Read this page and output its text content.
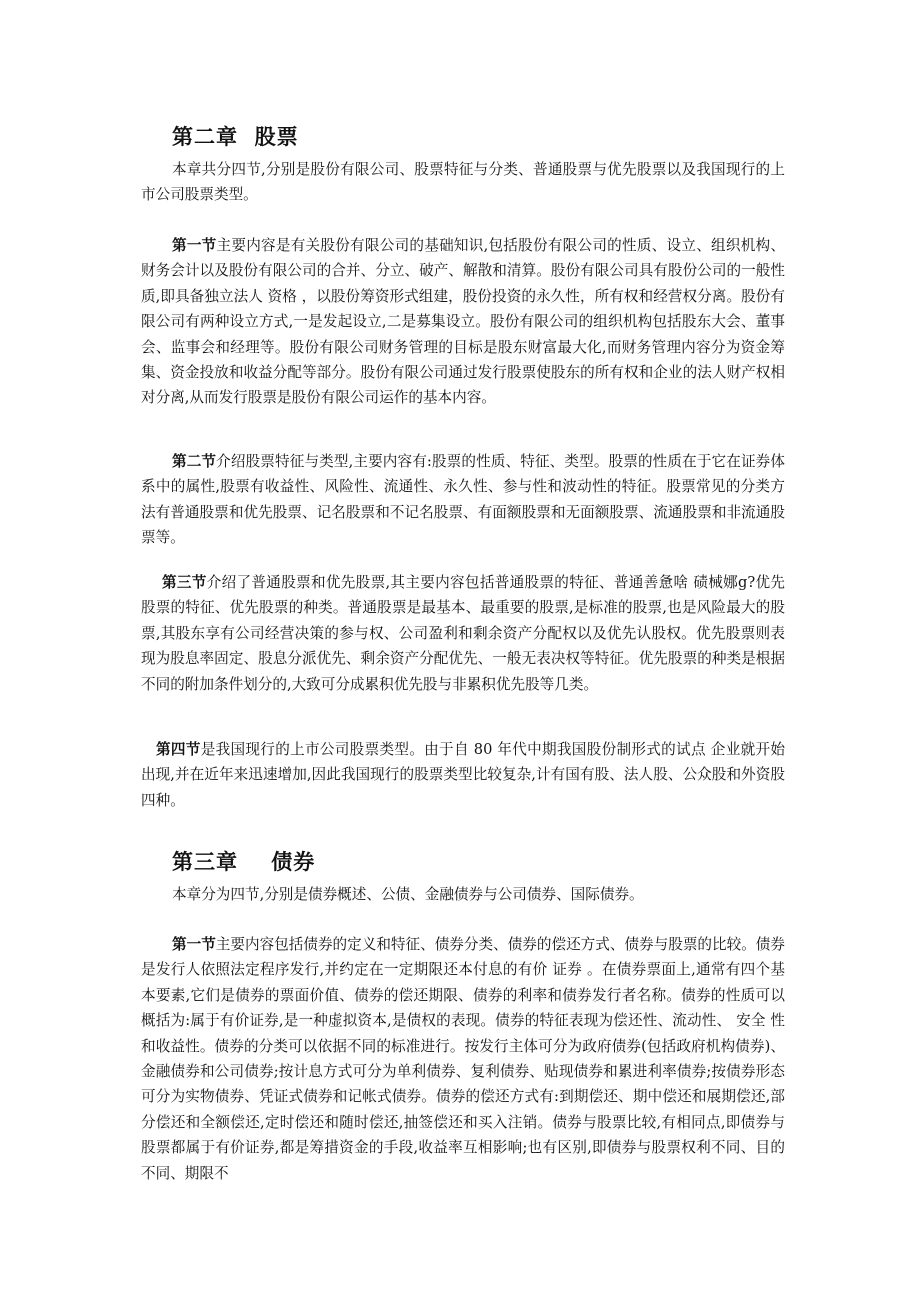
第二章  股票

本章共分四节,分别是股份有限公司、股票特征与分类、普通股票与优先股票以及我国现行的上市公司股票类型。

第一节主要内容是有关股份有限公司的基础知识,包括股份有限公司的性质、设立、组织机构、财务会计以及股份有限公司的合并、分立、破产、解散和清算。股份有限公司具有股份公司的一般性质,即具备独立法人 资格 ，以股份筹资形式组建，股份投资的永久性，所有权和经营权分离。股份有限公司有两种设立方式,一是发起设立,二是募集设立。股份有限公司的组织机构包括股东大会、董事会、监事会和经理等。股份有限公司财务管理的目标是股东财富最大化,而财务管理内容分为资金筹集、资金投放和收益分配等部分。股份有限公司通过发行股票使股东的所有权和企业的法人财产权相对分离,从而发行股票是股份有限公司运作的基本内容。

第二节介绍股票特征与类型,主要内容有:股票的性质、特征、类型。股票的性质在于它在证券体系中的属性,股票有收益性、风险性、流通性、永久性、参与性和波动性的特征。股票常见的分类方法有普通股票和优先股票、记名股票和不记名股票、有面额股票和无面额股票、流通股票和非流通股票等。

第三节介绍了普通股票和优先股票,其主要内容包括普通股票的特征、普通善惫啥 碛械娜g?优先股票的特征、优先股票的种类。普通股票是最基本、最重要的股票,是标准的股票,也是风险最大的股票,其股东享有公司经营决策的参与权、公司盈利和剩余资产分配权以及优先认股权。优先股票则表现为股息率固定、股息分派优先、剩余资产分配优先、一般无表决权等特征。优先股票的种类是根据不同的附加条件划分的,大致可分成累积优先股与非累积优先股等几类。

第四节是我国现行的上市公司股票类型。由于自 80 年代中期我国股份制形式的试点 企业就开始出现,并在近年来迅速增加,因此我国现行的股票类型比较复杂,计有国有股、法人股、公众股和外资股四种。

第三章    债券

本章分为四节,分别是债券概述、公债、金融债券与公司债券、国际债券。

第一节主要内容包括债券的定义和特征、债券分类、债券的偿还方式、债券与股票的比较。债券是发行人依照法定程序发行,并约定在一定期限还本付息的有价 证券 。在债券票面上,通常有四个基本要素,它们是债券的票面价值、债券的偿还期限、债券的利率和债券发行者名称。债券的性质可以概括为:属于有价证券,是一种虚拟资本,是债权的表现。债券的特征表现为偿还性、流动性、 安全 性和收益性。债券的分类可以依据不同的标准进行。按发行主体可分为政府债券(包括政府机构债券)、金融债券和公司债券;按计息方式可分为单利债券、复利债券、贴现债券和累进利率债券;按债券形态可分为实物债券、凭证式债券和记帐式债券。债券的偿还方式有:到期偿还、期中偿还和展期偿还,部分偿还和全额偿还,定时偿还和随时偿还,抽签偿还和买入注销。债券与股票比较,有相同点,即债券与股票都属于有价证券,都是筹措资金的手段,收益率互相影响;也有区别,即债券与股票权利不同、目的不同、期限不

++++++++++++++++++++

Return the whole listing, word for word, and leave out every picture.

Read this page and output its text content.
第二章  股票

本章共分四节,分别是股份有限公司、股票特征与分类、普通股票与优先股票以及我国现行的上市公司股票类型。

第一节主要内容是有关股份有限公司的基础知识,包括股份有限公司的性质、设立、组织机构、财务会计以及股份有限公司的合并、分立、破产、解散和清算。股份有限公司具有股份公司的一般性质,即具备独立法人 资格 ，以股份筹资形式组建，股份投资的永久性，所有权和经营权分离。股份有限公司有两种设立方式,一是发起设立,二是募集设立。股份有限公司的组织机构包括股东大会、董事会、监事会和经理等。股份有限公司财务管理的目标是股东财富最大化,而财务管理内容分为资金筹集、资金投放和收益分配等部分。股份有限公司通过发行股票使股东的所有权和企业的法人财产权相对分离,从而发行股票是股份有限公司运作的基本内容。

第二节介绍股票特征与类型,主要内容有:股票的性质、特征、类型。股票的性质在于它在证券体系中的属性,股票有收益性、风险性、流通性、永久性、参与性和波动性的特征。股票常见的分类方法有普通股票和优先股票、记名股票和不记名股票、有面额股票和无面额股票、流通股票和非流通股票等。

第三节介绍了普通股票和优先股票,其主要内容包括普通股票的特征、普通善惫啥 碛械娜g?优先股票的特征、优先股票的种类。普通股票是最基本、最重要的股票,是标准的股票,也是风险最大的股票,其股东享有公司经营决策的参与权、公司盈利和剩余资产分配权以及优先认股权。优先股票则表现为股息率固定、股息分派优先、剩余资产分配优先、一般无表决权等特征。优先股票的种类是根据不同的附加条件划分的,大致可分成累积优先股与非累积优先股等几类。

第四节是我国现行的上市公司股票类型。由于自 80 年代中期我国股份制形式的试点 企业就开始出现,并在近年来迅速增加,因此我国现行的股票类型比较复杂,计有国有股、法人股、公众股和外资股四种。

第三章    债券

本章分为四节,分别是债券概述、公债、金融债券与公司债券、国际债券。

第一节主要内容包括债券的定义和特征、债券分类、债券的偿还方式、债券与股票的比较。债券是发行人依照法定程序发行,并约定在一定期限还本付息的有价 证券 。在债券票面上,通常有四个基本要素,它们是债券的票面价值、债券的偿还期限、债券的利率和债券发行者名称。债券的性质可以概括为:属于有价证券,是一种虚拟资本,是债权的表现。债券的特征表现为偿还性、流动性、 安全 性和收益性。债券的分类可以依据不同的标准进行。按发行主体可分为政府债券(包括政府机构债券)、金融债券和公司债券;按计息方式可分为单利债券、复利债券、贴现债券和累进利率债券;按债券形态可分为实物债券、凭证式债券和记帐式债券。债券的偿还方式有:到期偿还、期中偿还和展期偿还,部分偿还和全额偿还,定时偿还和随时偿还,抽签偿还和买入注销。债券与股票比较,有相同点,即债券与股票都属于有价证券,都是筹措资金的手段,收益率互相影响;也有区别,即债券与股票权利不同、目的不同、期限不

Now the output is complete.